▸ WRITTEN REQUEST
Quote the records that follow in full, leaving the pictures out.

◇ ◇ ◇

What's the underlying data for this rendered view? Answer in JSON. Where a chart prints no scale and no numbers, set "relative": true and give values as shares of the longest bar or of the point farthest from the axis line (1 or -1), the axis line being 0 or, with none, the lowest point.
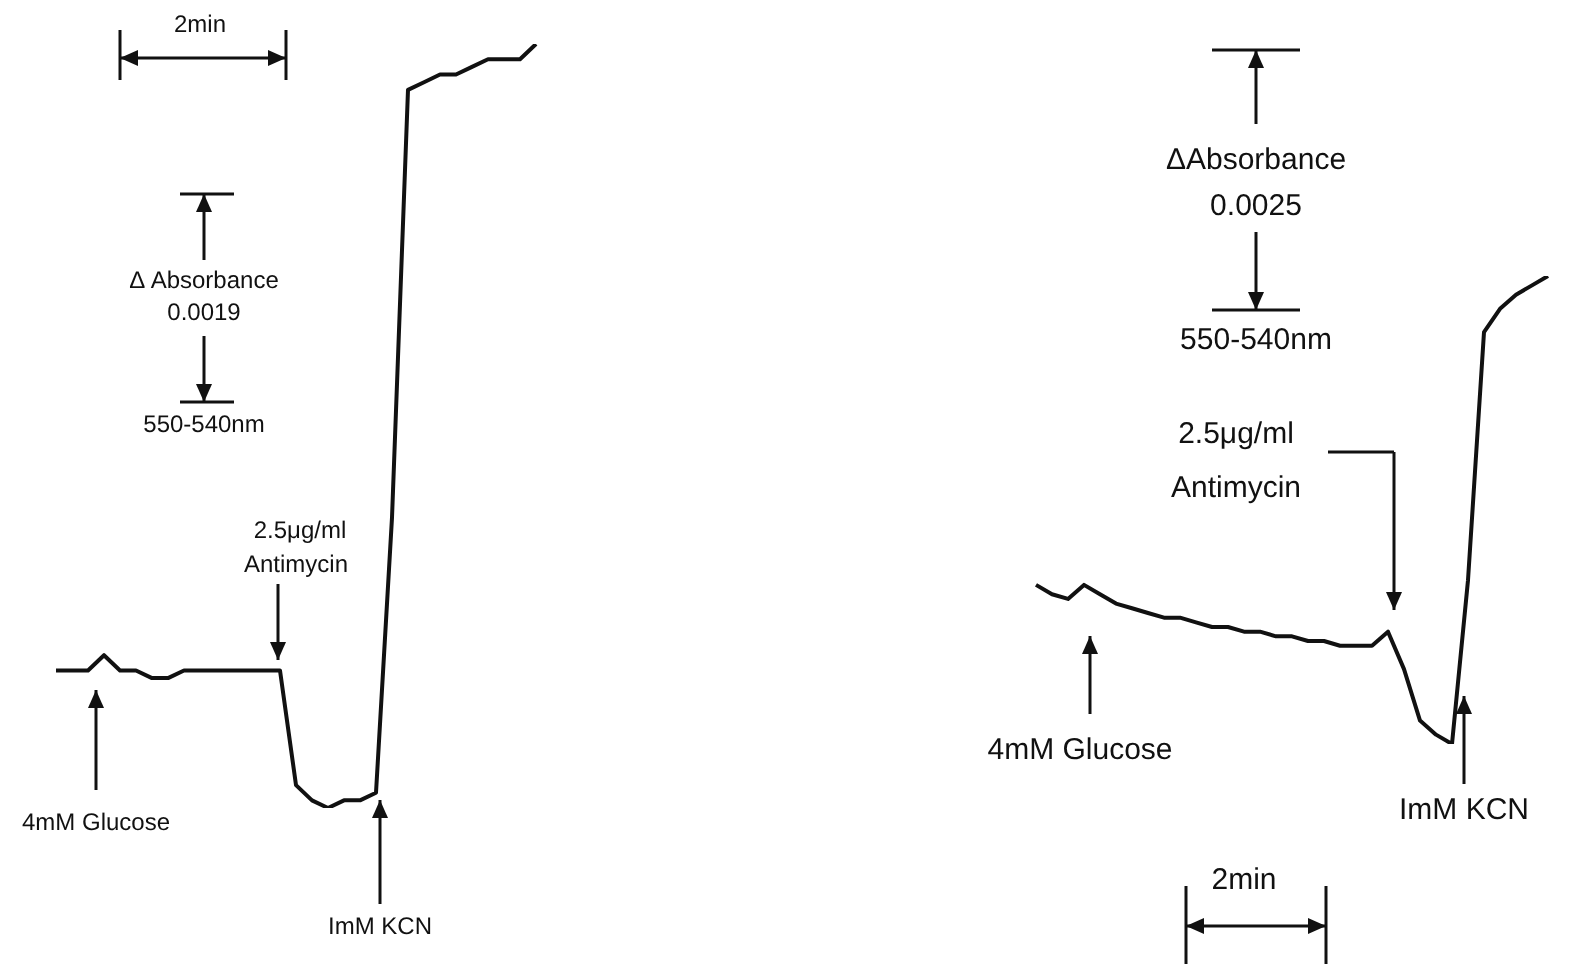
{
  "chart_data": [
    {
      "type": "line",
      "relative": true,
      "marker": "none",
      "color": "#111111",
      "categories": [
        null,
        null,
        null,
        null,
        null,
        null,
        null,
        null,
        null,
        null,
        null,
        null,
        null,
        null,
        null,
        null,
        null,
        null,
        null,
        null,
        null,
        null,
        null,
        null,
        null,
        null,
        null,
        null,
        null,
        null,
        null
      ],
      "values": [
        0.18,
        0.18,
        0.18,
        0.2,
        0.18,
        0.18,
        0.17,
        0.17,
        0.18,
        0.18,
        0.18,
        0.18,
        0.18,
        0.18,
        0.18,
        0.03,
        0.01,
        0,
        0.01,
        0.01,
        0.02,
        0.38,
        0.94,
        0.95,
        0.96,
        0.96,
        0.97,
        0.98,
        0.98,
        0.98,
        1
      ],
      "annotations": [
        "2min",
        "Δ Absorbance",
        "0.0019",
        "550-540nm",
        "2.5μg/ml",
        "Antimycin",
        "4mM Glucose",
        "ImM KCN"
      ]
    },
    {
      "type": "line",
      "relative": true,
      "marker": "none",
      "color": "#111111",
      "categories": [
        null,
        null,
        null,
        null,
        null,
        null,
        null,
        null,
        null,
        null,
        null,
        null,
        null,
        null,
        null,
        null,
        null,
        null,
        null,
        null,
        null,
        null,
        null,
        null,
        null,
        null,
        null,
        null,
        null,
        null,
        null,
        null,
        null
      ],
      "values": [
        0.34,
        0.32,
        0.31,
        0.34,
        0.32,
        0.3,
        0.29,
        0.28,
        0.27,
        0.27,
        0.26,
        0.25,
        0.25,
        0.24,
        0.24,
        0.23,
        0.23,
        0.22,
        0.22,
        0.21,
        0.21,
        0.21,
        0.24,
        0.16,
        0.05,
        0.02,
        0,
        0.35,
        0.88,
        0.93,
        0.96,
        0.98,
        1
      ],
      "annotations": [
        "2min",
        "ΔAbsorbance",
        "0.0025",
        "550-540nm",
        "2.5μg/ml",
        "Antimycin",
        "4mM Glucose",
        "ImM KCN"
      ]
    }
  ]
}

◇ ◇ ◇

▸ RESULT OF THIS TASK
What's the underlying data for this rendered view? Answer in JSON. Where a chart prints no scale and no numbers, set "relative": true and give values as shares of the longest bar or of the point farthest from the axis line (1 or -1), the axis line being 0 or, with none, the lowest point.
{
  "chart_data": [
    {
      "type": "line",
      "relative": true,
      "marker": "none",
      "color": "#111111",
      "categories": [
        null,
        null,
        null,
        null,
        null,
        null,
        null,
        null,
        null,
        null,
        null,
        null,
        null,
        null,
        null,
        null,
        null,
        null,
        null,
        null,
        null,
        null,
        null,
        null,
        null,
        null,
        null,
        null,
        null,
        null,
        null
      ],
      "values": [
        0.18,
        0.18,
        0.18,
        0.2,
        0.18,
        0.18,
        0.17,
        0.17,
        0.18,
        0.18,
        0.18,
        0.18,
        0.18,
        0.18,
        0.18,
        0.03,
        0.01,
        0,
        0.01,
        0.01,
        0.02,
        0.38,
        0.94,
        0.95,
        0.96,
        0.96,
        0.97,
        0.98,
        0.98,
        0.98,
        1
      ],
      "annotations": [
        "2min",
        "Δ Absorbance",
        "0.0019",
        "550-540nm",
        "2.5μg/ml",
        "Antimycin",
        "4mM Glucose",
        "ImM KCN"
      ]
    },
    {
      "type": "line",
      "relative": true,
      "marker": "none",
      "color": "#111111",
      "categories": [
        null,
        null,
        null,
        null,
        null,
        null,
        null,
        null,
        null,
        null,
        null,
        null,
        null,
        null,
        null,
        null,
        null,
        null,
        null,
        null,
        null,
        null,
        null,
        null,
        null,
        null,
        null,
        null,
        null,
        null,
        null,
        null,
        null
      ],
      "values": [
        0.34,
        0.32,
        0.31,
        0.34,
        0.32,
        0.3,
        0.29,
        0.28,
        0.27,
        0.27,
        0.26,
        0.25,
        0.25,
        0.24,
        0.24,
        0.23,
        0.23,
        0.22,
        0.22,
        0.21,
        0.21,
        0.21,
        0.24,
        0.16,
        0.05,
        0.02,
        0,
        0.35,
        0.88,
        0.93,
        0.96,
        0.98,
        1
      ],
      "annotations": [
        "2min",
        "ΔAbsorbance",
        "0.0025",
        "550-540nm",
        "2.5μg/ml",
        "Antimycin",
        "4mM Glucose",
        "ImM KCN"
      ]
    }
  ]
}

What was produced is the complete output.